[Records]
◆ ◆ ◆ ◆ ◆

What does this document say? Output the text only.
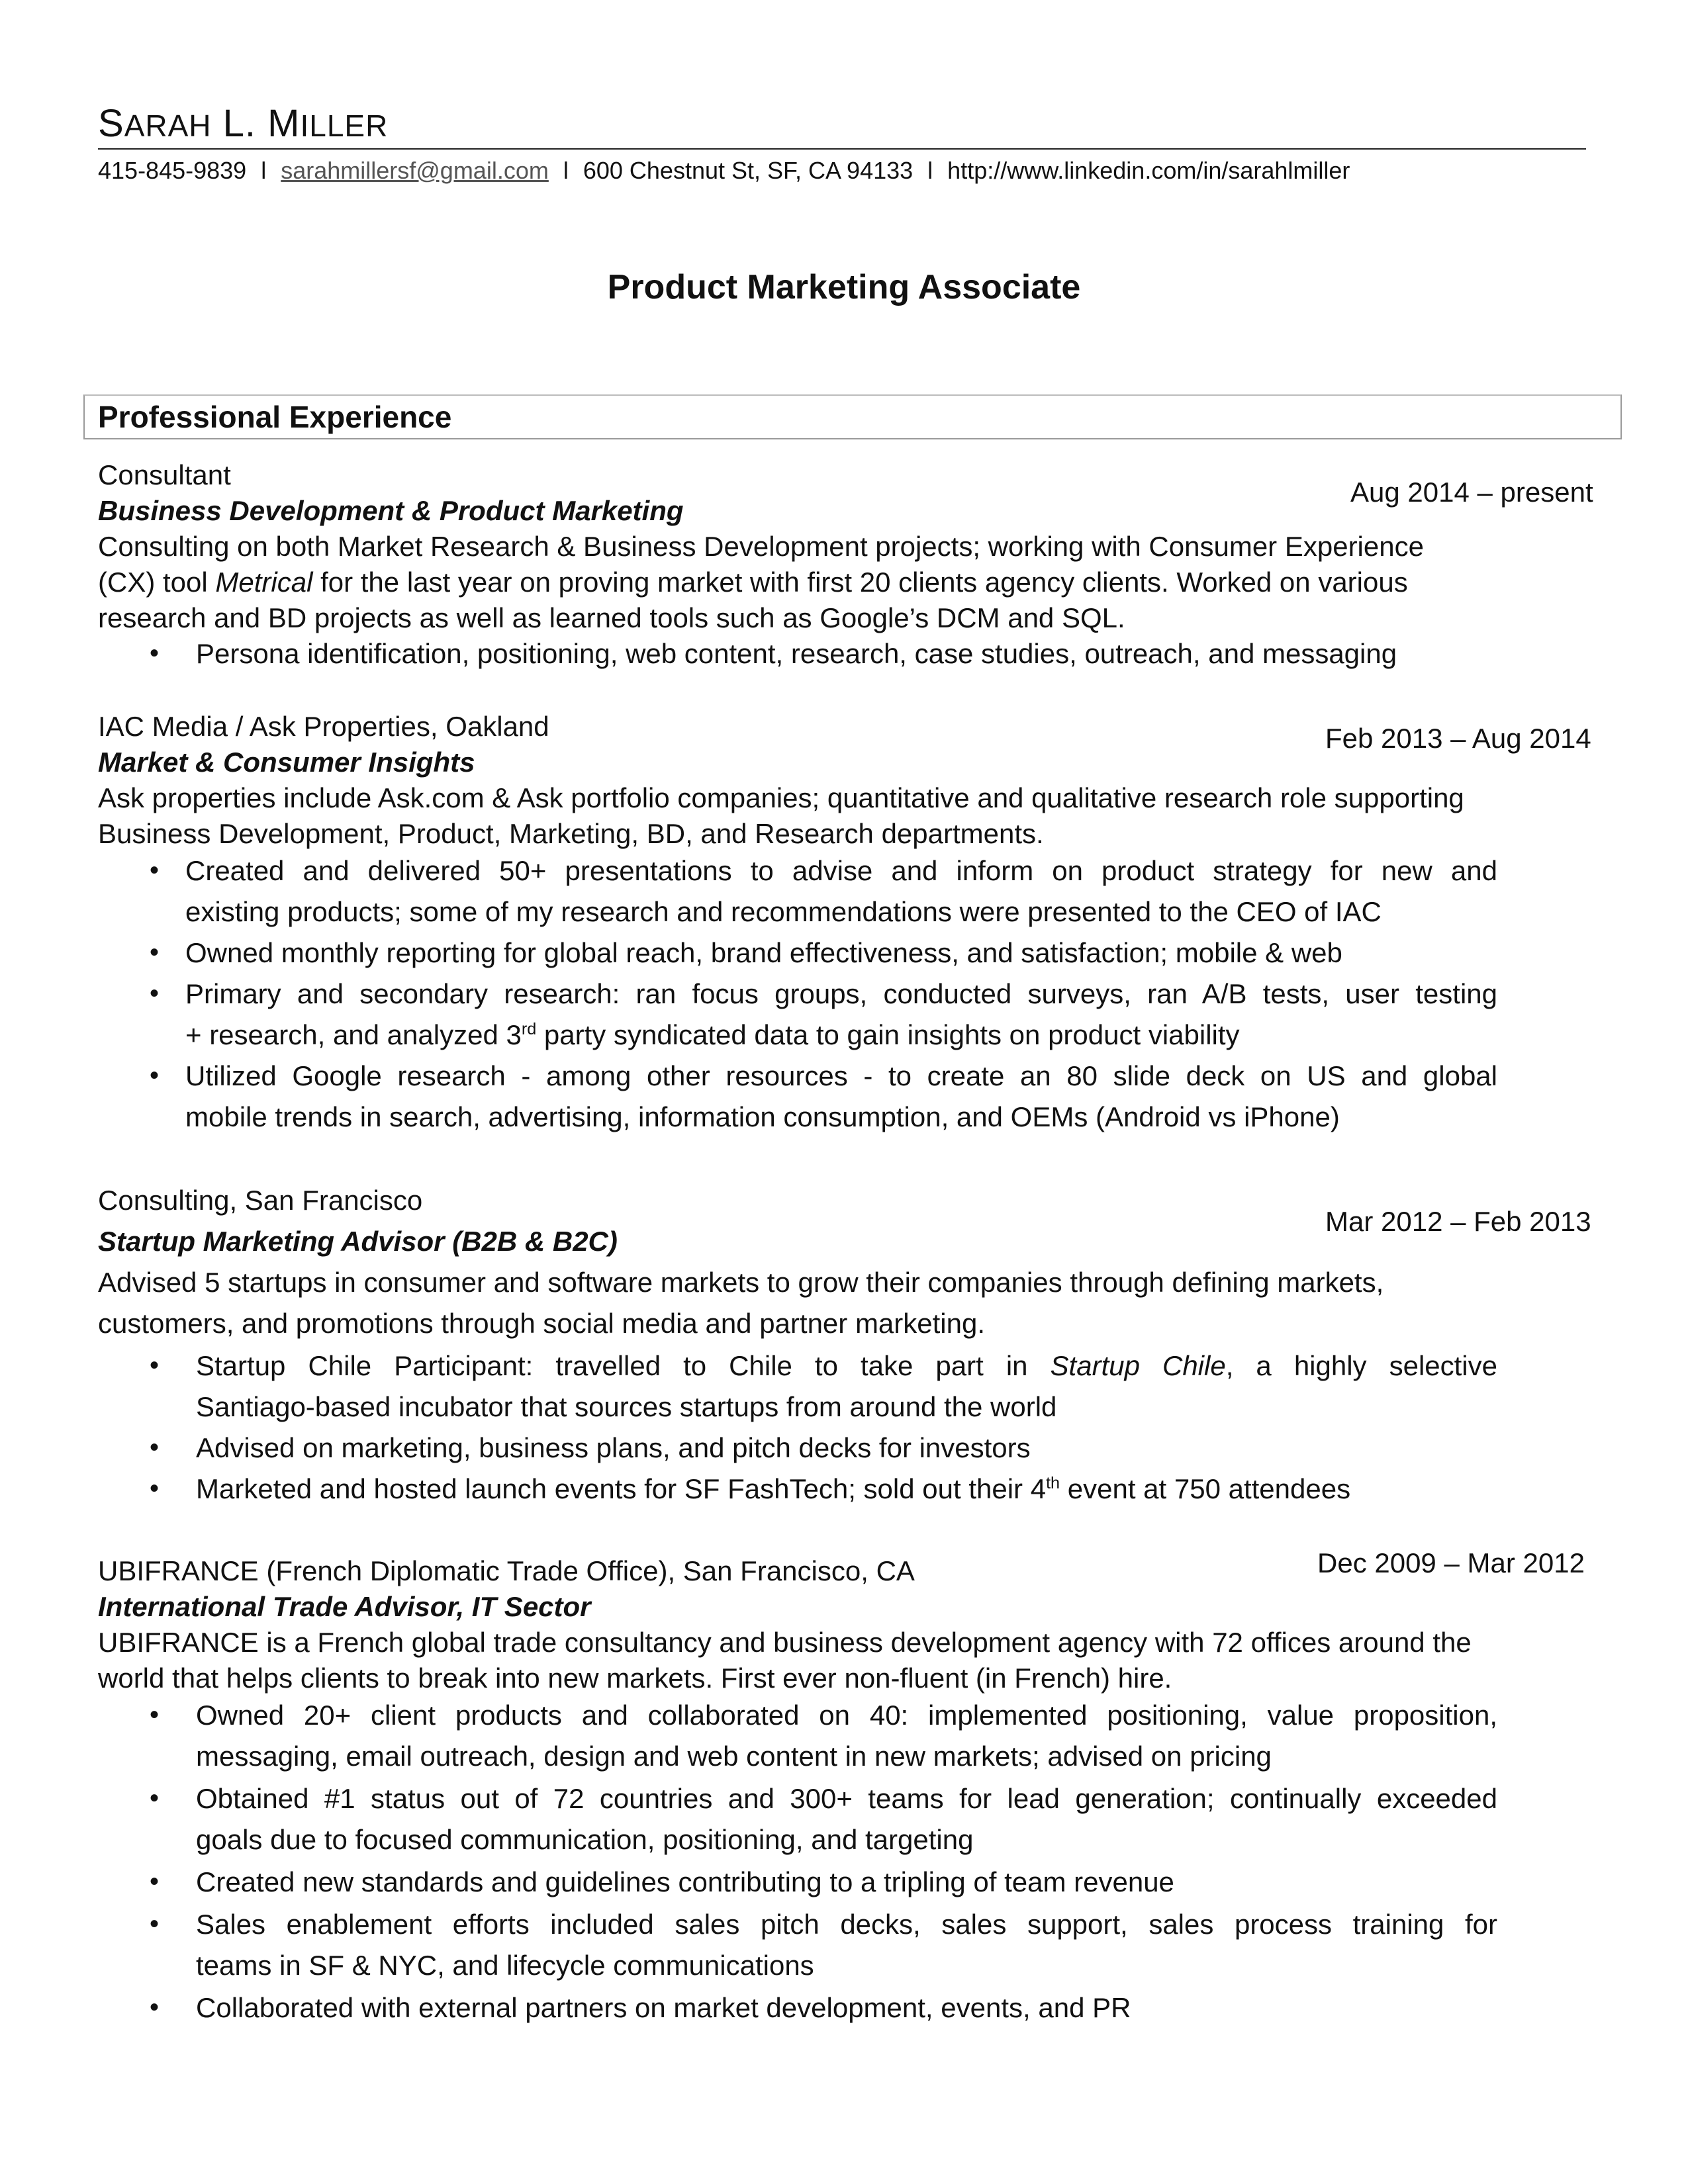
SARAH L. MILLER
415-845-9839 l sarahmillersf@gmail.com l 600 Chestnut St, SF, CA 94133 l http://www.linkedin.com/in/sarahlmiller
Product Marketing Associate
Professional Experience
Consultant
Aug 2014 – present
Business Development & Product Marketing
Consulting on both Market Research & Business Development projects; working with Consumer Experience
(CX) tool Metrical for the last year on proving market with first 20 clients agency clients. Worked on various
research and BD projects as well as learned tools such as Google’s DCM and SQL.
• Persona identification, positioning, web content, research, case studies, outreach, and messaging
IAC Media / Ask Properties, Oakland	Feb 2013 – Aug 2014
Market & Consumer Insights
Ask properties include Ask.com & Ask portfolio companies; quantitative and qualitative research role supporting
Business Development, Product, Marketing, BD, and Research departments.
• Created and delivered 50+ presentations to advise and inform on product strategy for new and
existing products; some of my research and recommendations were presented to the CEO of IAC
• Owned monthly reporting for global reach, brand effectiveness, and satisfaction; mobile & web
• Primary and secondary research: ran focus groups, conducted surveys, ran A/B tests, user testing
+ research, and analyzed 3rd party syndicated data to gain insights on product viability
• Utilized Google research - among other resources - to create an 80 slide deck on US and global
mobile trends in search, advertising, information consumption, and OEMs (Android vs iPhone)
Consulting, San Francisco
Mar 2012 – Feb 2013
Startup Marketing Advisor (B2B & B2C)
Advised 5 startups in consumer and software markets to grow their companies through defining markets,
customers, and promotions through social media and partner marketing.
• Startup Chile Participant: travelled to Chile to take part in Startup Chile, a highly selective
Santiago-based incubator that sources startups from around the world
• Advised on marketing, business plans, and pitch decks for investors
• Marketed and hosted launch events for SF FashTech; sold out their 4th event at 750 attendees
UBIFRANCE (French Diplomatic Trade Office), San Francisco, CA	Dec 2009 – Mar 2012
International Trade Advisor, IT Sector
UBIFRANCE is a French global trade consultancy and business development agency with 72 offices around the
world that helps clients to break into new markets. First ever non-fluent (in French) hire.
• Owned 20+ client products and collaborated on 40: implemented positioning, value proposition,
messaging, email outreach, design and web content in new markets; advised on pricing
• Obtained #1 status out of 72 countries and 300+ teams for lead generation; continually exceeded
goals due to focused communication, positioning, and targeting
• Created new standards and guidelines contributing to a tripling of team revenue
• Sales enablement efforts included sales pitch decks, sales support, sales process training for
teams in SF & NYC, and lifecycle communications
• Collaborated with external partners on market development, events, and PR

◆ ◆ ◆ ◆ ◆

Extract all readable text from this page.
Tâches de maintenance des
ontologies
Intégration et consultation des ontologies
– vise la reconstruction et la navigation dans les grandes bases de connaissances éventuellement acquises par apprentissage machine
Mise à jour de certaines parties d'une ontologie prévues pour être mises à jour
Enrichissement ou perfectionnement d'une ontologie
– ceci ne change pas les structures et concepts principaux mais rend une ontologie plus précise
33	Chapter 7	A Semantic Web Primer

◆ ◆ ◆ ◆ ◆

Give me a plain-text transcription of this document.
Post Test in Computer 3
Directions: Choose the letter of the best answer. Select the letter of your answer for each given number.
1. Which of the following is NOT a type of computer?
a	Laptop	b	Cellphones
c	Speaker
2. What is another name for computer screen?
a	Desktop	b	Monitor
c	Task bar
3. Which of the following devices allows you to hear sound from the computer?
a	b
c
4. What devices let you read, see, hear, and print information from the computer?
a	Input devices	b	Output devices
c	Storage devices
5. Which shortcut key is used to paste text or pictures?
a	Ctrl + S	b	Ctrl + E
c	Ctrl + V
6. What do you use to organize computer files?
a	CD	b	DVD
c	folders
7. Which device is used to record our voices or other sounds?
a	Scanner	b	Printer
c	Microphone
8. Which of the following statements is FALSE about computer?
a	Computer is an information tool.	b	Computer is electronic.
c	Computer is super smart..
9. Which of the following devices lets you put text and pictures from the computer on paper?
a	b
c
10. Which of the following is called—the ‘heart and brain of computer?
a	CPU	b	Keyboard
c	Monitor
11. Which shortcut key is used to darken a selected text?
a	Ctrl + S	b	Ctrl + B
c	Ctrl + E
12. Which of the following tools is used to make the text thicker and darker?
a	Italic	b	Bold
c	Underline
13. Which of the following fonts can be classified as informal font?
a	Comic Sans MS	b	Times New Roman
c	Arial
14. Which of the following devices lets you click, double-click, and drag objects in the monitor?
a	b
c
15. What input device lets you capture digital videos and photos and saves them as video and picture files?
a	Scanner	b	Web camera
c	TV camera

◆ ◆ ◆ ◆ ◆

[WHAT YOU WILL DO]
Show the lines from the data above that contain the string "Owned".

[ANSWER IN FULL]
• Owned monthly reporting for global reach, brand effectiveness, and satisfaction; mobile & web
• Owned 20+ client products and collaborated on 40: implemented positioning, value proposition,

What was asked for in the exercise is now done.